# EXERCISE DESCRIPTION
Your answer should be one number: the count of lines in these entries that hold the word "text".

# RECORDED DATA
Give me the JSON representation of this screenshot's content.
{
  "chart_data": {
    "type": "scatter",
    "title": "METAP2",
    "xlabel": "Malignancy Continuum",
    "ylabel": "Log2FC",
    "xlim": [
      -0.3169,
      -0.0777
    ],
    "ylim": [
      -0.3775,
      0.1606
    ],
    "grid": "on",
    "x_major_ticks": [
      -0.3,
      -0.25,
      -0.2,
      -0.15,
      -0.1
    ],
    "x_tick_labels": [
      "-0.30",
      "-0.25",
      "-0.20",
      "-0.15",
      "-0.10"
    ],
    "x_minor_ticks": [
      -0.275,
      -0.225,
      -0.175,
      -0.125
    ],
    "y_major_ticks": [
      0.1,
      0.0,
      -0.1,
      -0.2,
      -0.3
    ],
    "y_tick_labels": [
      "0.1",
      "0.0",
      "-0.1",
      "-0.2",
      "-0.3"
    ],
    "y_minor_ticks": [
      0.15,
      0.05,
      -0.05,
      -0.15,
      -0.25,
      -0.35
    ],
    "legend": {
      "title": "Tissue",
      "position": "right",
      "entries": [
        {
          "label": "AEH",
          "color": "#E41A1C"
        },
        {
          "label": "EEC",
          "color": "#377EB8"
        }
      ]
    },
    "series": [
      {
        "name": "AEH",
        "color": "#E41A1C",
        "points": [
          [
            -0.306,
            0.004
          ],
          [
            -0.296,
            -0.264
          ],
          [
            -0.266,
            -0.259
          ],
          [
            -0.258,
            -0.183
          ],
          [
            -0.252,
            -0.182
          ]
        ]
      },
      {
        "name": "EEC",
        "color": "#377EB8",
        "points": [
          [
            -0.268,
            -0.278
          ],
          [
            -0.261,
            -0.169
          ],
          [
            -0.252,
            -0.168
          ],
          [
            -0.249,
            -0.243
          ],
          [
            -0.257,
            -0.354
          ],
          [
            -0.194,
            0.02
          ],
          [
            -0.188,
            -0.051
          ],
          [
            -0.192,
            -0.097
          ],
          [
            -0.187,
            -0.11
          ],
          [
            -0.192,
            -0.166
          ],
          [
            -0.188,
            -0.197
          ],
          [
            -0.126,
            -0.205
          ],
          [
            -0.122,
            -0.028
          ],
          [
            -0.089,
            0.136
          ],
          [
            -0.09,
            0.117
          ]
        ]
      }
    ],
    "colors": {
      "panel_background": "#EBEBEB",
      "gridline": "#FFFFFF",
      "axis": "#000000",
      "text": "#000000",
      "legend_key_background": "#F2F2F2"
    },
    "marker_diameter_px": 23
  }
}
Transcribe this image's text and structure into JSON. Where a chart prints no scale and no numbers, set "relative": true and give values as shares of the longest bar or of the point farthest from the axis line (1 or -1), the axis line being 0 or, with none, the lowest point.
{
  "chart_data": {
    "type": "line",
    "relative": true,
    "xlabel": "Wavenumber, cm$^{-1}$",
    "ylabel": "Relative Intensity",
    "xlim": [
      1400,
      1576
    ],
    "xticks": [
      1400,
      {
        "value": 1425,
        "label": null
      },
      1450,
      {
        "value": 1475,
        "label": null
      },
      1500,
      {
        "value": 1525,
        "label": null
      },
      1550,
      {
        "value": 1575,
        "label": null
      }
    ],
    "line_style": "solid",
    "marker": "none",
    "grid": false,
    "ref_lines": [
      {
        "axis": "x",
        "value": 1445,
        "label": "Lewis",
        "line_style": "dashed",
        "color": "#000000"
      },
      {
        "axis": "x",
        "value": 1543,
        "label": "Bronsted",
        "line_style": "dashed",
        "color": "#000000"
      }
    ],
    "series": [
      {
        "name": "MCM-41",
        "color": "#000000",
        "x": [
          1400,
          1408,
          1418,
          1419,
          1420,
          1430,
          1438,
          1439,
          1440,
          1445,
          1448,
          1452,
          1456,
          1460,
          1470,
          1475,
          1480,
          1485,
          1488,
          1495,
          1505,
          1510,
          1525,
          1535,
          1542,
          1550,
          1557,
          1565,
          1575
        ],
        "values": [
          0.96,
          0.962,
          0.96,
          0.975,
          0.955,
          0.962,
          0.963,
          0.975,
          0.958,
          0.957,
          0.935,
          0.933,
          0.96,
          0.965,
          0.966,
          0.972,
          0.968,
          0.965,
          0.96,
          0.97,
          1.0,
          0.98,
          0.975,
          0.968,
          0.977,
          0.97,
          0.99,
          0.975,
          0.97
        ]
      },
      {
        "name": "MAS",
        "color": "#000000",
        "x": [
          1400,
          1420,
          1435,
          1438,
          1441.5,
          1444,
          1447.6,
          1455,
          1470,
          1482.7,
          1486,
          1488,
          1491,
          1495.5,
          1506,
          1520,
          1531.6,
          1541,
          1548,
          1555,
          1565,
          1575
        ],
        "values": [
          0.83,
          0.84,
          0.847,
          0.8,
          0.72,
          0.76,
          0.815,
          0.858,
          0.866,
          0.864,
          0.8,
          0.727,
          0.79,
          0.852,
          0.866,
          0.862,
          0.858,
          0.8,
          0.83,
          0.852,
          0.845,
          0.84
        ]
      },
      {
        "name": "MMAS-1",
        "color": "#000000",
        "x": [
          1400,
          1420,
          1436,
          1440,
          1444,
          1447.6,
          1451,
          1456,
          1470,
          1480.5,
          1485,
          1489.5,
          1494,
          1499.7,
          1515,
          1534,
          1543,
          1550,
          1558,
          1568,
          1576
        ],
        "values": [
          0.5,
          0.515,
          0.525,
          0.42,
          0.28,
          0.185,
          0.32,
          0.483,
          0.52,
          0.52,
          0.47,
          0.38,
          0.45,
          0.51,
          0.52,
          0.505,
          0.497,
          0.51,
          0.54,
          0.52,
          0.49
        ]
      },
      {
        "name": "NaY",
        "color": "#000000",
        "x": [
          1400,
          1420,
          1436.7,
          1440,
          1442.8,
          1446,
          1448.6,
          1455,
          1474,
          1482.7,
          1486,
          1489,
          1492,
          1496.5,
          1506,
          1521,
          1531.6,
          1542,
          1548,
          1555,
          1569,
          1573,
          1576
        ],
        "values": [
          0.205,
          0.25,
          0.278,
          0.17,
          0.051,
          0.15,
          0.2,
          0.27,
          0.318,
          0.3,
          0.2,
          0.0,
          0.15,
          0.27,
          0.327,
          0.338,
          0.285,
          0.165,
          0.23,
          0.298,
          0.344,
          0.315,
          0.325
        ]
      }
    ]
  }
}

# SOLUTION FOR THIS TASK
2